* **Problem to solve**
Can you pull out each line of the data below that includes the word "Median"?

** BEGIN Task data **

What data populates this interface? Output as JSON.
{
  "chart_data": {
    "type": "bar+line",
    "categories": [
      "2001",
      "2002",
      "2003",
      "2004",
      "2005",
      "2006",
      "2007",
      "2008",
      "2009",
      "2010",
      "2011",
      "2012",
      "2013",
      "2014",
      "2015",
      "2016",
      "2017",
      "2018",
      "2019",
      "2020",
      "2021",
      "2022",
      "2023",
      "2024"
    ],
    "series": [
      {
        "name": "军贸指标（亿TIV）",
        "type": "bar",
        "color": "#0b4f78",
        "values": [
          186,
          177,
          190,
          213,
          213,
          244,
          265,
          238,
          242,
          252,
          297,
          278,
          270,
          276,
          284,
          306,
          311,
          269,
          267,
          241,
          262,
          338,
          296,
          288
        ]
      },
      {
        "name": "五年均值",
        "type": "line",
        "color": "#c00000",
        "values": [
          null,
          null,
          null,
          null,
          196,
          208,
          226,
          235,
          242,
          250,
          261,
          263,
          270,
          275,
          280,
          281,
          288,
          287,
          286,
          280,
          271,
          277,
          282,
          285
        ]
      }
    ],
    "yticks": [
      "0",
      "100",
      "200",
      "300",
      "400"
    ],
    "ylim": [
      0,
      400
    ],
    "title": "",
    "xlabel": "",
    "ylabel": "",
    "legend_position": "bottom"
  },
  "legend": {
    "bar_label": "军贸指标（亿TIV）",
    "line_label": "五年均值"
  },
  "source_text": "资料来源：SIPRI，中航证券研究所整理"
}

** END Task data **
** BEGIN Task data **

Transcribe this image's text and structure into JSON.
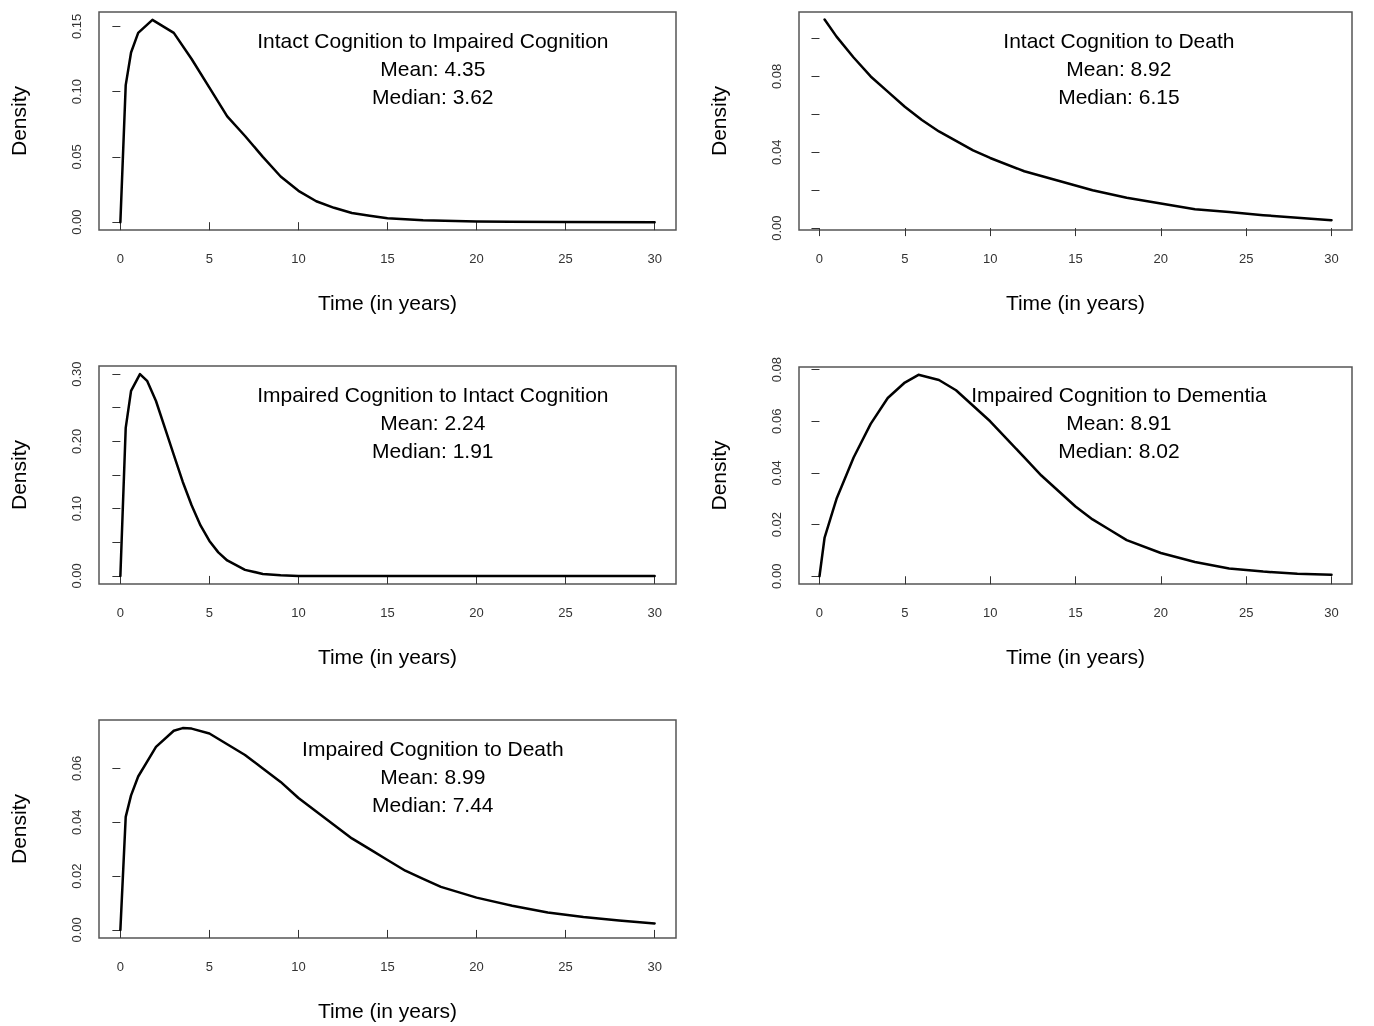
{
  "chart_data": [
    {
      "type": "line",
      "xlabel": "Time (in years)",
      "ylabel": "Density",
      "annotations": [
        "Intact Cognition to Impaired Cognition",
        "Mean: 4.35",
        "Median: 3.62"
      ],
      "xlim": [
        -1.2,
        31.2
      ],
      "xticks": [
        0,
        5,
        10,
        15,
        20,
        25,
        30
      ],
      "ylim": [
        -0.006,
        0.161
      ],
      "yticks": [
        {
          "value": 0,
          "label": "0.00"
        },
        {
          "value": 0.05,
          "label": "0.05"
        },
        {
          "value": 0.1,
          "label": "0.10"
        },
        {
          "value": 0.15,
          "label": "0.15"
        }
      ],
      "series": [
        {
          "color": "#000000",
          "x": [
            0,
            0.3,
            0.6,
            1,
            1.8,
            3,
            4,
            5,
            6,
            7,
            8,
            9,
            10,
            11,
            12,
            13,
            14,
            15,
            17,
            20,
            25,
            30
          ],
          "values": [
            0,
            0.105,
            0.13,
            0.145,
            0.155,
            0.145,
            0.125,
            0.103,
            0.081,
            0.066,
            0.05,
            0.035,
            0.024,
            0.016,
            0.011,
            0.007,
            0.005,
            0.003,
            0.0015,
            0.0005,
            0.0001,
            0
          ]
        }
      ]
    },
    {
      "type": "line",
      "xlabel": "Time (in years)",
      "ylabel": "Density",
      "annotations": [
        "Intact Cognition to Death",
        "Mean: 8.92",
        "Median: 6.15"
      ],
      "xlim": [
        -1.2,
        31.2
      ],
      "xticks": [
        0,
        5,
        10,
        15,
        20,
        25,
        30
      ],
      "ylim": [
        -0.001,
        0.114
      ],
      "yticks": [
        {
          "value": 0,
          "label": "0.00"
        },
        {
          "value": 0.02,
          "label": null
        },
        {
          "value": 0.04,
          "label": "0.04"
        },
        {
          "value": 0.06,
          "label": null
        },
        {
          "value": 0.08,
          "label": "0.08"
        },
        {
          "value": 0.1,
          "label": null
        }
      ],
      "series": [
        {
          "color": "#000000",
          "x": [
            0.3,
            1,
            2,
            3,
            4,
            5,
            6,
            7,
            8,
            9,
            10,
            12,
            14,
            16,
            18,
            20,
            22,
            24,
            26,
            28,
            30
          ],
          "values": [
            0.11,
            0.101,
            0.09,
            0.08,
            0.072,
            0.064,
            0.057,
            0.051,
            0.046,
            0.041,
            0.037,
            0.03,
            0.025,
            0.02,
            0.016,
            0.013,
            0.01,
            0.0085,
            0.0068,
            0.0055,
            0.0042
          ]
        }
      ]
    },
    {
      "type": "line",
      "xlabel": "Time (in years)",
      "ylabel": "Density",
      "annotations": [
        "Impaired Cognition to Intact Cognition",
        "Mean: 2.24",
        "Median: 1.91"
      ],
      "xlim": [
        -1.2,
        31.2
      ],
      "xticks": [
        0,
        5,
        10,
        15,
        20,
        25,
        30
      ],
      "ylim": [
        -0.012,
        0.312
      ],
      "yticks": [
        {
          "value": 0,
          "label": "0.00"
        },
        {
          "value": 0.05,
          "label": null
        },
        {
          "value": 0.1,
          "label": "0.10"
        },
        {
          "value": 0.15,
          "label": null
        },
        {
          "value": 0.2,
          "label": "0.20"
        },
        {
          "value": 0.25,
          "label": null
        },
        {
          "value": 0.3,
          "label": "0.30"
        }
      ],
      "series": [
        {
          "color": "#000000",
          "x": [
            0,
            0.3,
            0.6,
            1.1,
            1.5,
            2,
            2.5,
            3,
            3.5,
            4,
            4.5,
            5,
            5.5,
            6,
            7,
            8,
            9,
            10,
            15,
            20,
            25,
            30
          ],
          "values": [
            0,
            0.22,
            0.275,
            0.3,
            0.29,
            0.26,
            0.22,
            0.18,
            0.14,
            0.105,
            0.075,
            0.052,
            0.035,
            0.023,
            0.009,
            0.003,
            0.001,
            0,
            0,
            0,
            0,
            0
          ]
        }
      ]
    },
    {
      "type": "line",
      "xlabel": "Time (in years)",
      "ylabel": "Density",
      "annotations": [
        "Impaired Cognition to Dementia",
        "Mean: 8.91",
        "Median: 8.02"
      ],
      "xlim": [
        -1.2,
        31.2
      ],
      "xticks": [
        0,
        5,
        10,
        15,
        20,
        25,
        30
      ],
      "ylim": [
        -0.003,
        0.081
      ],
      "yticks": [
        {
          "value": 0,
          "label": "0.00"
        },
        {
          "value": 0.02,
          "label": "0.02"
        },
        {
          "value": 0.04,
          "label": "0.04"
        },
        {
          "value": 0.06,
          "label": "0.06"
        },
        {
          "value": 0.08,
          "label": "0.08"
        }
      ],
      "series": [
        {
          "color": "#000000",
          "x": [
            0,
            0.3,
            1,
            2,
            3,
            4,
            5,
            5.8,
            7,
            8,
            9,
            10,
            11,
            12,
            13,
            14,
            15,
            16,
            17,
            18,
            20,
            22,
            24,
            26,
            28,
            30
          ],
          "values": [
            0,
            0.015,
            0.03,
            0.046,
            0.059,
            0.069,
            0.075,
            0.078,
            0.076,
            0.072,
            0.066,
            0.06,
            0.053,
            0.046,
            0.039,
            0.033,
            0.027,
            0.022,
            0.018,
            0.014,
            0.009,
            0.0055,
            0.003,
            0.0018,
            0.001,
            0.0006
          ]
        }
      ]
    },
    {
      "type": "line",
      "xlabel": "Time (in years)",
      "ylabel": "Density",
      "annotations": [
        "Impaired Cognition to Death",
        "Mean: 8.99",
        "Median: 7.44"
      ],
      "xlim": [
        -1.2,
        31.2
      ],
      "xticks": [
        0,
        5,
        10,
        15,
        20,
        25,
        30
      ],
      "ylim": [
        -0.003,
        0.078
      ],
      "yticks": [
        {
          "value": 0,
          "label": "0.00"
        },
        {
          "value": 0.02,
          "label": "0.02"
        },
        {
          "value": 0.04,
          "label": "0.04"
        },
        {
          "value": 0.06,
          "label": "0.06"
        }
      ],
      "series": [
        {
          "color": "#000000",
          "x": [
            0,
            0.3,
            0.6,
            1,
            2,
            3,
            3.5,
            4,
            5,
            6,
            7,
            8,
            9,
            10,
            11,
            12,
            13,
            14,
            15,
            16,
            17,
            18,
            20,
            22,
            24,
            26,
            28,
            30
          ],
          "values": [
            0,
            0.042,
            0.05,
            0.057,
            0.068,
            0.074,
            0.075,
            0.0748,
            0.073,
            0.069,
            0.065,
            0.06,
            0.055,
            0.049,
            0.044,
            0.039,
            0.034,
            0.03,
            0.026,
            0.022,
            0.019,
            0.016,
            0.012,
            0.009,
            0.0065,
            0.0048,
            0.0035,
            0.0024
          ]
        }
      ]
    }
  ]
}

** END Task data **
** BEGIN Task data **

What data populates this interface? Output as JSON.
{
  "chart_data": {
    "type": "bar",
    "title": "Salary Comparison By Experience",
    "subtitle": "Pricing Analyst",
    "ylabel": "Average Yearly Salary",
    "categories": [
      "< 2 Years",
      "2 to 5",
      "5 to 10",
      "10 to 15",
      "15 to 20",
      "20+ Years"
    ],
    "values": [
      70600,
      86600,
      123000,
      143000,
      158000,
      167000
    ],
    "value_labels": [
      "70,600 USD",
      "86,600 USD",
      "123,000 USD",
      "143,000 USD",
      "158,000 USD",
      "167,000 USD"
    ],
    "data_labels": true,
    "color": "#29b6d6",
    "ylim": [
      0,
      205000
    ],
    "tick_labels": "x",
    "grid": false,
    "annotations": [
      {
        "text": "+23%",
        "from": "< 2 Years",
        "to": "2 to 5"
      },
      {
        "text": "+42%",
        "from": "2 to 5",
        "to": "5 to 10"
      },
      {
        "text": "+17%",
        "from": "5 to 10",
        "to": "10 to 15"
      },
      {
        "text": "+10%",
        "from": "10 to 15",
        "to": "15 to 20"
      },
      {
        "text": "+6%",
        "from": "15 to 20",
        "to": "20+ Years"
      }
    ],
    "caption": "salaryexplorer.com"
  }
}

** END Task data **

* **Solution**
        "Median: 3.62"
        "Median: 6.15"
        "Median: 1.91"
        "Median: 8.02"
        "Median: 7.44"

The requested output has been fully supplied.